↓↓↓
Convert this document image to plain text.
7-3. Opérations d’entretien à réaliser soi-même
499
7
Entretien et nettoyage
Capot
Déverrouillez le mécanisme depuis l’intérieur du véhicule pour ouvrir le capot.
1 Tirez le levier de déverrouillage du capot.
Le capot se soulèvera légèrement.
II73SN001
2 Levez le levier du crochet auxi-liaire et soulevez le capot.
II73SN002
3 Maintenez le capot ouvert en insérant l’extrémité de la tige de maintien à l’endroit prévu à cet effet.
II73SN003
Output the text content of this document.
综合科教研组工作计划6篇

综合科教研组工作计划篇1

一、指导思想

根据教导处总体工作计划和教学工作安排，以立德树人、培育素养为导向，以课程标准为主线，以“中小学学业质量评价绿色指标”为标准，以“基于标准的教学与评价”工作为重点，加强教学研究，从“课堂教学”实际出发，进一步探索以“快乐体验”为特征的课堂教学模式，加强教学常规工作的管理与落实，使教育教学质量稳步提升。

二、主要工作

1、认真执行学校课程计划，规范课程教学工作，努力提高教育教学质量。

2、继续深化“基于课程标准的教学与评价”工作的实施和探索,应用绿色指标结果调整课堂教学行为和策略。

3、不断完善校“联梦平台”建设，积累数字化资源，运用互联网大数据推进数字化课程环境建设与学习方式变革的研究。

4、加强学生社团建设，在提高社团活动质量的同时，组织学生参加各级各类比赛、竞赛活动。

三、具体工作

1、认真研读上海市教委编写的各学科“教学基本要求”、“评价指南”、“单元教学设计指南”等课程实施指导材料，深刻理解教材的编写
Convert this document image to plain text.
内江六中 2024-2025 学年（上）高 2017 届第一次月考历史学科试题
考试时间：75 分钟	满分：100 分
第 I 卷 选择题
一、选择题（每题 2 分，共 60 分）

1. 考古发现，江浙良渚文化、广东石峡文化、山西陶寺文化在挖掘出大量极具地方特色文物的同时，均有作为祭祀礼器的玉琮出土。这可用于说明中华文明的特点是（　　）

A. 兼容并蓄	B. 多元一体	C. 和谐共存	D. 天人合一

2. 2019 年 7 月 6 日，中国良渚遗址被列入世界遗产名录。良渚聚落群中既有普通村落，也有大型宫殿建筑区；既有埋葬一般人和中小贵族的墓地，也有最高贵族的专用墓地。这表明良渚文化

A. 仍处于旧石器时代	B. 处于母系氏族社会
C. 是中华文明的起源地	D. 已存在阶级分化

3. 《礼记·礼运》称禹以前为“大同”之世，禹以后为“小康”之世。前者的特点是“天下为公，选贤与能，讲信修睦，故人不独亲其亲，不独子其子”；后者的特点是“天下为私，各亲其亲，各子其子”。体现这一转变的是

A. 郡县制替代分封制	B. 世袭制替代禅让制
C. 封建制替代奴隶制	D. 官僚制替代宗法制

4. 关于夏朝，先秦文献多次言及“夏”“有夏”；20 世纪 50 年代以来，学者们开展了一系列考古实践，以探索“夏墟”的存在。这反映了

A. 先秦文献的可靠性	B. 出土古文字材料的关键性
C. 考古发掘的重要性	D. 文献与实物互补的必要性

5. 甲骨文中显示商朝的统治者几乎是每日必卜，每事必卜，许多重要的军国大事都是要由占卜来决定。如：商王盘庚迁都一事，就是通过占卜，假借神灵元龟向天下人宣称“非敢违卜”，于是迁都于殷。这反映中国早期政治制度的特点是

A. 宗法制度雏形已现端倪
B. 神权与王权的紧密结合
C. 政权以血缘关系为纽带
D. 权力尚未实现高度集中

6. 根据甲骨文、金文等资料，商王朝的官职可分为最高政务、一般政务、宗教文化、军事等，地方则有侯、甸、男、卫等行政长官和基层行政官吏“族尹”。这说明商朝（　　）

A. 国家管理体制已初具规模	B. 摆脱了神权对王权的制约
↑↑↑
Reproduce the complete data exactly as presented above.

Convert this document image to plain text.
7-3. Opérations d’entretien à réaliser soi-même
499
7
Entretien et nettoyage
Capot
Déverrouillez le mécanisme depuis l’intérieur du véhicule pour ouvrir le capot.
1 Tirez le levier de déverrouillage du capot.
Le capot se soulèvera légèrement.
II73SN001
2 Levez le levier du crochet auxi-liaire et soulevez le capot.
II73SN002
3 Maintenez le capot ouvert en insérant l’extrémité de la tige de maintien à l’endroit prévu à cet effet.
II73SN003
Output the text content of this document.
综合科教研组工作计划6篇

综合科教研组工作计划篇1

一、指导思想

根据教导处总体工作计划和教学工作安排，以立德树人、培育素养为导向，以课程标准为主线，以“中小学学业质量评价绿色指标”为标准，以“基于标准的教学与评价”工作为重点，加强教学研究，从“课堂教学”实际出发，进一步探索以“快乐体验”为特征的课堂教学模式，加强教学常规工作的管理与落实，使教育教学质量稳步提升。

二、主要工作

1、认真执行学校课程计划，规范课程教学工作，努力提高教育教学质量。

2、继续深化“基于课程标准的教学与评价”工作的实施和探索,应用绿色指标结果调整课堂教学行为和策略。

3、不断完善校“联梦平台”建设，积累数字化资源，运用互联网大数据推进数字化课程环境建设与学习方式变革的研究。

4、加强学生社团建设，在提高社团活动质量的同时，组织学生参加各级各类比赛、竞赛活动。

三、具体工作

1、认真研读上海市教委编写的各学科“教学基本要求”、“评价指南”、“单元教学设计指南”等课程实施指导材料，深刻理解教材的编写
Convert this document image to plain text.
内江六中 2024-2025 学年（上）高 2017 届第一次月考历史学科试题
考试时间：75 分钟	满分：100 分
第 I 卷 选择题
一、选择题（每题 2 分，共 60 分）

1. 考古发现，江浙良渚文化、广东石峡文化、山西陶寺文化在挖掘出大量极具地方特色文物的同时，均有作为祭祀礼器的玉琮出土。这可用于说明中华文明的特点是（　　）

A. 兼容并蓄	B. 多元一体	C. 和谐共存	D. 天人合一

2. 2019 年 7 月 6 日，中国良渚遗址被列入世界遗产名录。良渚聚落群中既有普通村落，也有大型宫殿建筑区；既有埋葬一般人和中小贵族的墓地，也有最高贵族的专用墓地。这表明良渚文化

A. 仍处于旧石器时代	B. 处于母系氏族社会
C. 是中华文明的起源地	D. 已存在阶级分化

3. 《礼记·礼运》称禹以前为“大同”之世，禹以后为“小康”之世。前者的特点是“天下为公，选贤与能，讲信修睦，故人不独亲其亲，不独子其子”；后者的特点是“天下为私，各亲其亲，各子其子”。体现这一转变的是

A. 郡县制替代分封制	B. 世袭制替代禅让制
C. 封建制替代奴隶制	D. 官僚制替代宗法制

4. 关于夏朝，先秦文献多次言及“夏”“有夏”；20 世纪 50 年代以来，学者们开展了一系列考古实践，以探索“夏墟”的存在。这反映了

A. 先秦文献的可靠性	B. 出土古文字材料的关键性
C. 考古发掘的重要性	D. 文献与实物互补的必要性

5. 甲骨文中显示商朝的统治者几乎是每日必卜，每事必卜，许多重要的军国大事都是要由占卜来决定。如：商王盘庚迁都一事，就是通过占卜，假借神灵元龟向天下人宣称“非敢违卜”，于是迁都于殷。这反映中国早期政治制度的特点是

A. 宗法制度雏形已现端倪
B. 神权与王权的紧密结合
C. 政权以血缘关系为纽带
D. 权力尚未实现高度集中

6. 根据甲骨文、金文等资料，商王朝的官职可分为最高政务、一般政务、宗教文化、军事等，地方则有侯、甸、男、卫等行政长官和基层行政官吏“族尹”。这说明商朝（　　）

A. 国家管理体制已初具规模	B. 摆脱了神权对王权的制约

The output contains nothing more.